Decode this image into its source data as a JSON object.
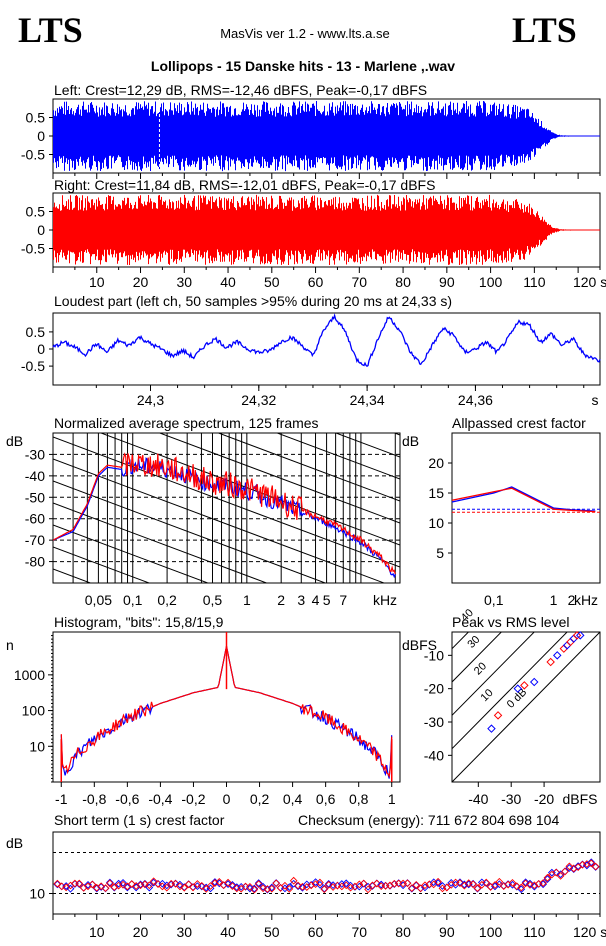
{
  "header": {
    "logo_left": "LTS",
    "logo_right": "LTS",
    "app": "MasVis ver 1.2 - www.lts.a.se",
    "title": "Lollipops - 15 Danske hits  - 13 - Marlene ,.wav"
  },
  "colors": {
    "left": "#0000ff",
    "right": "#ff0000",
    "grid": "#000000",
    "bg": "#ffffff"
  },
  "chart_data": [
    {
      "id": "left",
      "type": "area",
      "title": "Left: Crest=12,29 dB, RMS=-12,46 dBFS, Peak=-0,17 dBFS",
      "yticks": [
        "0.5",
        "0",
        "-0.5"
      ],
      "ylim": [
        -1,
        1
      ],
      "xlim": [
        0,
        125
      ],
      "envelope": {
        "t": [
          0,
          2,
          5,
          20,
          40,
          60,
          80,
          100,
          108,
          110,
          112,
          114,
          116,
          125
        ],
        "amp": [
          0.9,
          0.95,
          0.95,
          0.95,
          0.95,
          0.95,
          0.95,
          0.95,
          0.8,
          0.6,
          0.35,
          0.1,
          0.02,
          0
        ]
      },
      "marker_x": 24.33,
      "color": "#0000ff"
    },
    {
      "id": "right",
      "type": "area",
      "title": "Right: Crest=11,84 dB, RMS=-12,01 dBFS, Peak=-0,17 dBFS",
      "yticks": [
        "0.5",
        "0",
        "-0.5"
      ],
      "ylim": [
        -1,
        1
      ],
      "xlim": [
        0,
        125
      ],
      "xticks": [
        "10",
        "20",
        "30",
        "40",
        "50",
        "60",
        "70",
        "80",
        "90",
        "100",
        "110",
        "120 s"
      ],
      "envelope": {
        "t": [
          0,
          2,
          5,
          20,
          40,
          60,
          80,
          100,
          108,
          110,
          112,
          114,
          116,
          125
        ],
        "amp": [
          0.9,
          0.95,
          0.95,
          0.95,
          0.95,
          0.95,
          0.95,
          0.95,
          0.8,
          0.6,
          0.35,
          0.1,
          0.02,
          0
        ]
      },
      "color": "#ff0000"
    },
    {
      "id": "loudest",
      "type": "line",
      "title": "Loudest part (left  ch, 50 samples >95% during 20 ms at 24,33 s)",
      "yticks": [
        "0.5",
        "0",
        "-0.5"
      ],
      "xticks": [
        "24,3",
        "24,32",
        "24,34",
        "24,36",
        "s"
      ],
      "xlim": [
        24.282,
        24.383
      ],
      "ylim": [
        -1,
        1
      ],
      "points": [
        [
          24.282,
          0.05
        ],
        [
          24.284,
          0.2
        ],
        [
          24.286,
          0.05
        ],
        [
          24.288,
          -0.15
        ],
        [
          24.29,
          0.15
        ],
        [
          24.292,
          -0.1
        ],
        [
          24.294,
          0.25
        ],
        [
          24.296,
          0.1
        ],
        [
          24.298,
          0.35
        ],
        [
          24.3,
          0.15
        ],
        [
          24.302,
          0.0
        ],
        [
          24.304,
          -0.2
        ],
        [
          24.306,
          -0.05
        ],
        [
          24.308,
          -0.25
        ],
        [
          24.31,
          0.1
        ],
        [
          24.312,
          0.3
        ],
        [
          24.314,
          0.05
        ],
        [
          24.316,
          0.2
        ],
        [
          24.318,
          0.0
        ],
        [
          24.32,
          -0.1
        ],
        [
          24.322,
          -0.05
        ],
        [
          24.324,
          0.2
        ],
        [
          24.326,
          0.35
        ],
        [
          24.328,
          0.1
        ],
        [
          24.33,
          -0.2
        ],
        [
          24.332,
          0.55
        ],
        [
          24.334,
          0.95
        ],
        [
          24.336,
          0.5
        ],
        [
          24.338,
          -0.3
        ],
        [
          24.34,
          -0.5
        ],
        [
          24.342,
          0.3
        ],
        [
          24.344,
          0.95
        ],
        [
          24.346,
          0.55
        ],
        [
          24.348,
          -0.1
        ],
        [
          24.35,
          -0.45
        ],
        [
          24.352,
          0.1
        ],
        [
          24.354,
          0.6
        ],
        [
          24.356,
          0.4
        ],
        [
          24.358,
          -0.1
        ],
        [
          24.36,
          0.0
        ],
        [
          24.362,
          0.2
        ],
        [
          24.364,
          -0.1
        ],
        [
          24.366,
          0.3
        ],
        [
          24.368,
          0.8
        ],
        [
          24.37,
          0.7
        ],
        [
          24.372,
          0.2
        ],
        [
          24.374,
          0.45
        ],
        [
          24.376,
          0.1
        ],
        [
          24.378,
          0.3
        ],
        [
          24.38,
          -0.15
        ],
        [
          24.383,
          -0.35
        ]
      ],
      "color": "#0000ff"
    },
    {
      "id": "spectrum",
      "type": "line",
      "title": "Normalized average spectrum, 125 frames",
      "ylabel": "dB",
      "yticks": [
        "-30",
        "-40",
        "-50",
        "-60",
        "-70",
        "-80"
      ],
      "xticks": [
        "0,05",
        "0,1",
        "0,2",
        "0,5",
        "1",
        "2",
        "3",
        "4",
        "5",
        "7",
        "kHz"
      ],
      "xlim_khz": [
        0.02,
        22
      ],
      "ylim": [
        -90,
        -20
      ],
      "x_scale": "log",
      "series": [
        {
          "color": "#0000ff",
          "points": [
            [
              0.02,
              -70
            ],
            [
              0.03,
              -66
            ],
            [
              0.04,
              -54
            ],
            [
              0.05,
              -40
            ],
            [
              0.06,
              -36
            ],
            [
              0.08,
              -37
            ],
            [
              0.1,
              -35
            ],
            [
              0.15,
              -36
            ],
            [
              0.2,
              -37
            ],
            [
              0.3,
              -40
            ],
            [
              0.5,
              -44
            ],
            [
              0.7,
              -45
            ],
            [
              1,
              -47
            ],
            [
              2,
              -53
            ],
            [
              3,
              -57
            ],
            [
              5,
              -62
            ],
            [
              7,
              -66
            ],
            [
              10,
              -71
            ],
            [
              15,
              -79
            ],
            [
              20,
              -87
            ]
          ]
        },
        {
          "color": "#ff0000",
          "points": [
            [
              0.02,
              -70
            ],
            [
              0.03,
              -65
            ],
            [
              0.04,
              -53
            ],
            [
              0.05,
              -39
            ],
            [
              0.06,
              -35
            ],
            [
              0.08,
              -36
            ],
            [
              0.1,
              -34
            ],
            [
              0.15,
              -35
            ],
            [
              0.2,
              -36
            ],
            [
              0.3,
              -39
            ],
            [
              0.5,
              -43
            ],
            [
              0.7,
              -44
            ],
            [
              1,
              -46
            ],
            [
              2,
              -52
            ],
            [
              3,
              -56
            ],
            [
              5,
              -61
            ],
            [
              7,
              -65
            ],
            [
              10,
              -70
            ],
            [
              15,
              -78
            ],
            [
              20,
              -86
            ]
          ]
        }
      ]
    },
    {
      "id": "crest",
      "type": "line",
      "title": "Allpassed crest factor",
      "ylabel": "dB",
      "yticks": [
        "20",
        "15",
        "10",
        "5"
      ],
      "xticks": [
        "0,1",
        "1",
        "2",
        "kHz"
      ],
      "ylim": [
        0,
        25
      ],
      "x_scale": "log",
      "series": [
        {
          "color": "#0000ff",
          "points": [
            [
              0.02,
              13.5
            ],
            [
              0.1,
              15
            ],
            [
              0.2,
              16
            ],
            [
              0.5,
              14
            ],
            [
              1,
              12.5
            ],
            [
              2,
              12.2
            ],
            [
              5,
              12
            ]
          ],
          "ref": 12.3
        },
        {
          "color": "#ff0000",
          "points": [
            [
              0.02,
              13.8
            ],
            [
              0.1,
              15.2
            ],
            [
              0.2,
              15.8
            ],
            [
              0.5,
              13.8
            ],
            [
              1,
              12.3
            ],
            [
              2,
              12.1
            ],
            [
              5,
              11.9
            ]
          ],
          "ref": 11.8
        }
      ]
    },
    {
      "id": "histogram",
      "type": "line",
      "title": "Histogram, \"bits\": 15,8/15,9",
      "ylabel": "n",
      "yticks": [
        "1000",
        "100",
        "10"
      ],
      "xticks": [
        "-1",
        "-0,8",
        "-0,6",
        "-0,4",
        "-0,2",
        "0",
        "0,2",
        "0,4",
        "0,6",
        "0,8",
        "1"
      ],
      "xlim": [
        -1.05,
        1.05
      ],
      "y_scale": "log",
      "ylim_log": [
        0,
        4.2
      ],
      "points": [
        [
          -1,
          1.2
        ],
        [
          -0.99,
          0.2
        ],
        [
          -0.9,
          0.8
        ],
        [
          -0.8,
          1.2
        ],
        [
          -0.6,
          1.8
        ],
        [
          -0.4,
          2.2
        ],
        [
          -0.2,
          2.5
        ],
        [
          -0.05,
          2.65
        ],
        [
          0,
          3.8
        ],
        [
          0.05,
          2.65
        ],
        [
          0.2,
          2.5
        ],
        [
          0.4,
          2.2
        ],
        [
          0.6,
          1.8
        ],
        [
          0.8,
          1.2
        ],
        [
          0.9,
          0.8
        ],
        [
          0.99,
          0.2
        ],
        [
          1,
          1.2
        ]
      ]
    },
    {
      "id": "peakrms",
      "type": "scatter",
      "title": "Peak vs RMS level",
      "ylabel": "dBFS",
      "yticks": [
        "-10",
        "-20",
        "-30",
        "-40"
      ],
      "xticks": [
        "-40",
        "-30",
        "-20",
        "dBFS"
      ],
      "xlim": [
        -48,
        -3
      ],
      "ylim": [
        -48,
        -3
      ],
      "diag_labels": [
        "40",
        "30",
        "20",
        "10",
        "0 dB"
      ],
      "points": [
        [
          -36,
          -32
        ],
        [
          -34,
          -28
        ],
        [
          -28,
          -20
        ],
        [
          -26,
          -19
        ],
        [
          -23,
          -18
        ],
        [
          -18,
          -12
        ],
        [
          -16,
          -10
        ],
        [
          -14,
          -8
        ],
        [
          -13,
          -7
        ],
        [
          -12,
          -6
        ],
        [
          -11,
          -5
        ],
        [
          -10,
          -4
        ],
        [
          -9,
          -4
        ]
      ]
    },
    {
      "id": "shortcrest",
      "type": "scatter",
      "title": "Short term (1 s) crest factor",
      "checksum": "Checksum (energy):   711 672 804 698 104",
      "ylabel": "dB",
      "yticks": [
        "10"
      ],
      "xticks": [
        "10",
        "20",
        "30",
        "40",
        "50",
        "60",
        "70",
        "80",
        "90",
        "100",
        "110",
        "120 s"
      ],
      "xlim": [
        0,
        125
      ],
      "ylim": [
        5,
        25
      ],
      "base_level": 12
    }
  ]
}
════════════════════
Lines in the records that hold the word "title" are to be counted; give only the total.

Full output:
9